▶ Problem description:
Extract all lines containing "certifications".

Data entries
--

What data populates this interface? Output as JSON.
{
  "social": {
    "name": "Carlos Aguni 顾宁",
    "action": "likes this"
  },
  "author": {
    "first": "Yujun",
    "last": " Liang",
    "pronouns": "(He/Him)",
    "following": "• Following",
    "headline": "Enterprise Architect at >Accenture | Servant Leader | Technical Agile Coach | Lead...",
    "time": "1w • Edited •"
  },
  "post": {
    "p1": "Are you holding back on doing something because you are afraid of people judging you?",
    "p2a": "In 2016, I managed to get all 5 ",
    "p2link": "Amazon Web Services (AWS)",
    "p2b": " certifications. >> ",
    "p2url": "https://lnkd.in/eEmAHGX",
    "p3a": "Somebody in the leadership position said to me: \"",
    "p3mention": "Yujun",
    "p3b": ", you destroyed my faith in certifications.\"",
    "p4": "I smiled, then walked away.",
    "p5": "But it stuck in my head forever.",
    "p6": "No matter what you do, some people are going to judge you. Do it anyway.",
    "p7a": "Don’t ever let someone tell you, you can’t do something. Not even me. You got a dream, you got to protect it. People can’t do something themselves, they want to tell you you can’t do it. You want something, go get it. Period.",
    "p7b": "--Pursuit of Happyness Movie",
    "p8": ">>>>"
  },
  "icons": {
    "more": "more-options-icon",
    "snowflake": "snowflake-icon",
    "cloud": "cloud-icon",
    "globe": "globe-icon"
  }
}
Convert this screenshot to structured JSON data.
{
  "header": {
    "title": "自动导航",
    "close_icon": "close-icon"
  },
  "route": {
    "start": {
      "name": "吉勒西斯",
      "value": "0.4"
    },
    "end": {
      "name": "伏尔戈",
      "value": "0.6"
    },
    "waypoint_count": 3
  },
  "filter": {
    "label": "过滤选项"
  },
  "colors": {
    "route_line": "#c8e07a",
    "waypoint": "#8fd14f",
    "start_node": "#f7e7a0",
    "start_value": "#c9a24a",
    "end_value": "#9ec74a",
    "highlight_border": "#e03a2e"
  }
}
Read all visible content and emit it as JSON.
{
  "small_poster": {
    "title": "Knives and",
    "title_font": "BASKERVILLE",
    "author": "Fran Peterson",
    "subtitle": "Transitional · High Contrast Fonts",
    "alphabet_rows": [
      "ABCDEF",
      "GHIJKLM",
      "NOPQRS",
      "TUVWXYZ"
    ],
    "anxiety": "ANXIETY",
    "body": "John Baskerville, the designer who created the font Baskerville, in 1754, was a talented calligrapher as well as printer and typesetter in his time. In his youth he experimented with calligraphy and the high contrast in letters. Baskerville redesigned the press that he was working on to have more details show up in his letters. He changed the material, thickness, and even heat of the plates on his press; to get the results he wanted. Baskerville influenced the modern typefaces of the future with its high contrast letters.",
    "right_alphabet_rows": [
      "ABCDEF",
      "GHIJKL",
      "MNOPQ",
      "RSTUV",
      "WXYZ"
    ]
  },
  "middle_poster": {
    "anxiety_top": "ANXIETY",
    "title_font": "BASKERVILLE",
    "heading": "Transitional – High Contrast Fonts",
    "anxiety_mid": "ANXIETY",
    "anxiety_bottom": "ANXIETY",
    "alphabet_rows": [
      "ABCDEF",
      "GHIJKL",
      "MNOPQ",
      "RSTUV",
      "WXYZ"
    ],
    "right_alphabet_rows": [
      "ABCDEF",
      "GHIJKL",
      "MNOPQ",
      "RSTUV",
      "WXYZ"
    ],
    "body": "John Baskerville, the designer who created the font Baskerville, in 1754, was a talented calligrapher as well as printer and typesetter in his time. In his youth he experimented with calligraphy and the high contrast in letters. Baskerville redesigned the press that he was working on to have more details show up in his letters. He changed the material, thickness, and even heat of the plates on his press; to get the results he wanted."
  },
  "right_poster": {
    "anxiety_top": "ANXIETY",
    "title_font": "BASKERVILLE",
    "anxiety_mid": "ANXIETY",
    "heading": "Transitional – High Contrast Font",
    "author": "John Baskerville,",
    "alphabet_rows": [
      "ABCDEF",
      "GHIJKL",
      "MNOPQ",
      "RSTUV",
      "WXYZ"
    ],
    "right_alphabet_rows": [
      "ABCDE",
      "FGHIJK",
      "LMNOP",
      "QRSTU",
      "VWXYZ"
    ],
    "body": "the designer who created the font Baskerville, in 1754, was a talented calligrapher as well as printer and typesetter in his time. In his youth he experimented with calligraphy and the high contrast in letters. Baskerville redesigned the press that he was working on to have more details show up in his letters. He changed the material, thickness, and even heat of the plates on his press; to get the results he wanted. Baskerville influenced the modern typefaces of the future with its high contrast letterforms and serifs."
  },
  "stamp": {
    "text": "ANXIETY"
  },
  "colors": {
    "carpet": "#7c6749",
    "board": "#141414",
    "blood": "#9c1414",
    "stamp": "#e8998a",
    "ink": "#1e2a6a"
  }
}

--

▶ Final answer:
    "p2b": " certifications. >> ",
    "p3b": ", you destroyed my faith in certifications.\"",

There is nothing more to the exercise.